### RECORDS SUPPLIED

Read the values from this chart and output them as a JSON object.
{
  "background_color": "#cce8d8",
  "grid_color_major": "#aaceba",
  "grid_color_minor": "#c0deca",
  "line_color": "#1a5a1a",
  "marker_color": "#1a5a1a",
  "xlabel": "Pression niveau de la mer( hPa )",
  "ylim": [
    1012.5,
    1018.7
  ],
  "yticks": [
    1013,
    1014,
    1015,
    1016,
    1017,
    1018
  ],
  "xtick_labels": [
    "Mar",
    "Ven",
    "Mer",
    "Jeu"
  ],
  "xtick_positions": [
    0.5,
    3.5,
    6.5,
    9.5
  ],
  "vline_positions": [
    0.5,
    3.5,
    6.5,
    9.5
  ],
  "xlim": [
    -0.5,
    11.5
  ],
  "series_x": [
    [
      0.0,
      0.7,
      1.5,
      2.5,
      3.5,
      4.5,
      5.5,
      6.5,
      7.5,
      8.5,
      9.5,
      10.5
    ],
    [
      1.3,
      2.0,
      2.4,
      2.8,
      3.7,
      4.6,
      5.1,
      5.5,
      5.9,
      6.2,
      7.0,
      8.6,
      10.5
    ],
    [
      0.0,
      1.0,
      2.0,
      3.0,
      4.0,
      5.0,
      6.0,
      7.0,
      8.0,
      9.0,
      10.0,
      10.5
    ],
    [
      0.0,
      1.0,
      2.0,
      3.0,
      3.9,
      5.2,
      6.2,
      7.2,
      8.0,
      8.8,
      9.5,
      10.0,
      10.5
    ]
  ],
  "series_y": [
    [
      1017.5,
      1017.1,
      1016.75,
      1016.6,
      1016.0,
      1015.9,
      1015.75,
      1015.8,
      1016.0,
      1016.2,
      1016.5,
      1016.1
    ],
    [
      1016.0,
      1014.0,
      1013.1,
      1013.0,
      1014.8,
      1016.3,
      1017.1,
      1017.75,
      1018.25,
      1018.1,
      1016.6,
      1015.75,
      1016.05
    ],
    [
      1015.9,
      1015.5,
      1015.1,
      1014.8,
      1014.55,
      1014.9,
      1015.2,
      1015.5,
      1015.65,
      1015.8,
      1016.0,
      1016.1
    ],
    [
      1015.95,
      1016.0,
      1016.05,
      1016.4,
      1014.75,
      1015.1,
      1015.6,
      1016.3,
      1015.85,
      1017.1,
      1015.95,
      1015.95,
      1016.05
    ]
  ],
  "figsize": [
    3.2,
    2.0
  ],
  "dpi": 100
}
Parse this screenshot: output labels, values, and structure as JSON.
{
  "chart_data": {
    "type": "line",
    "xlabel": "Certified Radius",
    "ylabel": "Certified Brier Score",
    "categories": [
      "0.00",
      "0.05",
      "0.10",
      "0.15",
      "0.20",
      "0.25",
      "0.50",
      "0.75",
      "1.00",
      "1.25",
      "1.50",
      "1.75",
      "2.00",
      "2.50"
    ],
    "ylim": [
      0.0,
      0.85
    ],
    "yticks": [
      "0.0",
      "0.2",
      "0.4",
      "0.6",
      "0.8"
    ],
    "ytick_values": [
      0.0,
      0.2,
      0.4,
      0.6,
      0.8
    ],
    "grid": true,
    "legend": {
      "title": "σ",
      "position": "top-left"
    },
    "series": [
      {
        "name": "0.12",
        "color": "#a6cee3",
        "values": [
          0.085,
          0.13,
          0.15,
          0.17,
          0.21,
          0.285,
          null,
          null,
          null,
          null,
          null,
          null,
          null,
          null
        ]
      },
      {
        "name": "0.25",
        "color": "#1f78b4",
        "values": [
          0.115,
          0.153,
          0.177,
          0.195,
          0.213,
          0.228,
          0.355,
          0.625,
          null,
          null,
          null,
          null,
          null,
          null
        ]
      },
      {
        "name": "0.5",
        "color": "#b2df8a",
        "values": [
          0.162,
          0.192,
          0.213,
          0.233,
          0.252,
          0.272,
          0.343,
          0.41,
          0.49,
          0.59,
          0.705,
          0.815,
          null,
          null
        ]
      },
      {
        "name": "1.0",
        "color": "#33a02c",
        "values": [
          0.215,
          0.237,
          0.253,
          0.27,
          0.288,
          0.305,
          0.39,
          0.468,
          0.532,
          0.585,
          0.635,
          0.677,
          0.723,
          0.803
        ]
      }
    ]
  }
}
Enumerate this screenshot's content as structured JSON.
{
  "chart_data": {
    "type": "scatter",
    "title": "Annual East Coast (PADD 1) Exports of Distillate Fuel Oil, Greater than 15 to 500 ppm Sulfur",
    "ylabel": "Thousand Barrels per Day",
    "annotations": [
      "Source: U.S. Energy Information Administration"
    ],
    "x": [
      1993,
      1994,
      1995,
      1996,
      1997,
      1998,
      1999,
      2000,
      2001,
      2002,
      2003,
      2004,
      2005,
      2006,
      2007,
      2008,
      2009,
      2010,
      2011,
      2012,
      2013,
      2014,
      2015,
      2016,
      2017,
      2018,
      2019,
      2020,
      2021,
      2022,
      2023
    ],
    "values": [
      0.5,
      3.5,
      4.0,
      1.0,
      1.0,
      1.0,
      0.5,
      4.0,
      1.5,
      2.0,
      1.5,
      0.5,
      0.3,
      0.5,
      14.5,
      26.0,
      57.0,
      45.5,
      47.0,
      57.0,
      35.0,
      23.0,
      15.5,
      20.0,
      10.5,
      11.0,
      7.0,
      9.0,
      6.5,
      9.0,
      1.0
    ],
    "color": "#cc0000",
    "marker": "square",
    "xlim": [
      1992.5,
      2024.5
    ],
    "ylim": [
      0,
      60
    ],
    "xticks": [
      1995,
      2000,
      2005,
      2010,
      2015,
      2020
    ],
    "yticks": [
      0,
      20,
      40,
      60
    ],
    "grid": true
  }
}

######

Retype every record above exactly as written.

RESPONSE TO THIS EXERCISE:
Read the values from this chart and output them as a JSON object.
{
  "background_color": "#cce8d8",
  "grid_color_major": "#aaceba",
  "grid_color_minor": "#c0deca",
  "line_color": "#1a5a1a",
  "marker_color": "#1a5a1a",
  "xlabel": "Pression niveau de la mer( hPa )",
  "ylim": [
    1012.5,
    1018.7
  ],
  "yticks": [
    1013,
    1014,
    1015,
    1016,
    1017,
    1018
  ],
  "xtick_labels": [
    "Mar",
    "Ven",
    "Mer",
    "Jeu"
  ],
  "xtick_positions": [
    0.5,
    3.5,
    6.5,
    9.5
  ],
  "vline_positions": [
    0.5,
    3.5,
    6.5,
    9.5
  ],
  "xlim": [
    -0.5,
    11.5
  ],
  "series_x": [
    [
      0.0,
      0.7,
      1.5,
      2.5,
      3.5,
      4.5,
      5.5,
      6.5,
      7.5,
      8.5,
      9.5,
      10.5
    ],
    [
      1.3,
      2.0,
      2.4,
      2.8,
      3.7,
      4.6,
      5.1,
      5.5,
      5.9,
      6.2,
      7.0,
      8.6,
      10.5
    ],
    [
      0.0,
      1.0,
      2.0,
      3.0,
      4.0,
      5.0,
      6.0,
      7.0,
      8.0,
      9.0,
      10.0,
      10.5
    ],
    [
      0.0,
      1.0,
      2.0,
      3.0,
      3.9,
      5.2,
      6.2,
      7.2,
      8.0,
      8.8,
      9.5,
      10.0,
      10.5
    ]
  ],
  "series_y": [
    [
      1017.5,
      1017.1,
      1016.75,
      1016.6,
      1016.0,
      1015.9,
      1015.75,
      1015.8,
      1016.0,
      1016.2,
      1016.5,
      1016.1
    ],
    [
      1016.0,
      1014.0,
      1013.1,
      1013.0,
      1014.8,
      1016.3,
      1017.1,
      1017.75,
      1018.25,
      1018.1,
      1016.6,
      1015.75,
      1016.05
    ],
    [
      1015.9,
      1015.5,
      1015.1,
      1014.8,
      1014.55,
      1014.9,
      1015.2,
      1015.5,
      1015.65,
      1015.8,
      1016.0,
      1016.1
    ],
    [
      1015.95,
      1016.0,
      1016.05,
      1016.4,
      1014.75,
      1015.1,
      1015.6,
      1016.3,
      1015.85,
      1017.1,
      1015.95,
      1015.95,
      1016.05
    ]
  ],
  "figsize": [
    3.2,
    2.0
  ],
  "dpi": 100
}
Parse this screenshot: output labels, values, and structure as JSON.
{
  "chart_data": {
    "type": "line",
    "xlabel": "Certified Radius",
    "ylabel": "Certified Brier Score",
    "categories": [
      "0.00",
      "0.05",
      "0.10",
      "0.15",
      "0.20",
      "0.25",
      "0.50",
      "0.75",
      "1.00",
      "1.25",
      "1.50",
      "1.75",
      "2.00",
      "2.50"
    ],
    "ylim": [
      0.0,
      0.85
    ],
    "yticks": [
      "0.0",
      "0.2",
      "0.4",
      "0.6",
      "0.8"
    ],
    "ytick_values": [
      0.0,
      0.2,
      0.4,
      0.6,
      0.8
    ],
    "grid": true,
    "legend": {
      "title": "σ",
      "position": "top-left"
    },
    "series": [
      {
        "name": "0.12",
        "color": "#a6cee3",
        "values": [
          0.085,
          0.13,
          0.15,
          0.17,
          0.21,
          0.285,
          null,
          null,
          null,
          null,
          null,
          null,
          null,
          null
        ]
      },
      {
        "name": "0.25",
        "color": "#1f78b4",
        "values": [
          0.115,
          0.153,
          0.177,
          0.195,
          0.213,
          0.228,
          0.355,
          0.625,
          null,
          null,
          null,
          null,
          null,
          null
        ]
      },
      {
        "name": "0.5",
        "color": "#b2df8a",
        "values": [
          0.162,
          0.192,
          0.213,
          0.233,
          0.252,
          0.272,
          0.343,
          0.41,
          0.49,
          0.59,
          0.705,
          0.815,
          null,
          null
        ]
      },
      {
        "name": "1.0",
        "color": "#33a02c",
        "values": [
          0.215,
          0.237,
          0.253,
          0.27,
          0.288,
          0.305,
          0.39,
          0.468,
          0.532,
          0.585,
          0.635,
          0.677,
          0.723,
          0.803
        ]
      }
    ]
  }
}
Enumerate this screenshot's content as structured JSON.
{
  "chart_data": {
    "type": "scatter",
    "title": "Annual East Coast (PADD 1) Exports of Distillate Fuel Oil, Greater than 15 to 500 ppm Sulfur",
    "ylabel": "Thousand Barrels per Day",
    "annotations": [
      "Source: U.S. Energy Information Administration"
    ],
    "x": [
      1993,
      1994,
      1995,
      1996,
      1997,
      1998,
      1999,
      2000,
      2001,
      2002,
      2003,
      2004,
      2005,
      2006,
      2007,
      2008,
      2009,
      2010,
      2011,
      2012,
      2013,
      2014,
      2015,
      2016,
      2017,
      2018,
      2019,
      2020,
      2021,
      2022,
      2023
    ],
    "values": [
      0.5,
      3.5,
      4.0,
      1.0,
      1.0,
      1.0,
      0.5,
      4.0,
      1.5,
      2.0,
      1.5,
      0.5,
      0.3,
      0.5,
      14.5,
      26.0,
      57.0,
      45.5,
      47.0,
      57.0,
      35.0,
      23.0,
      15.5,
      20.0,
      10.5,
      11.0,
      7.0,
      9.0,
      6.5,
      9.0,
      1.0
    ],
    "color": "#cc0000",
    "marker": "square",
    "xlim": [
      1992.5,
      2024.5
    ],
    "ylim": [
      0,
      60
    ],
    "xticks": [
      1995,
      2000,
      2005,
      2010,
      2015,
      2020
    ],
    "yticks": [
      0,
      20,
      40,
      60
    ],
    "grid": true
  }
}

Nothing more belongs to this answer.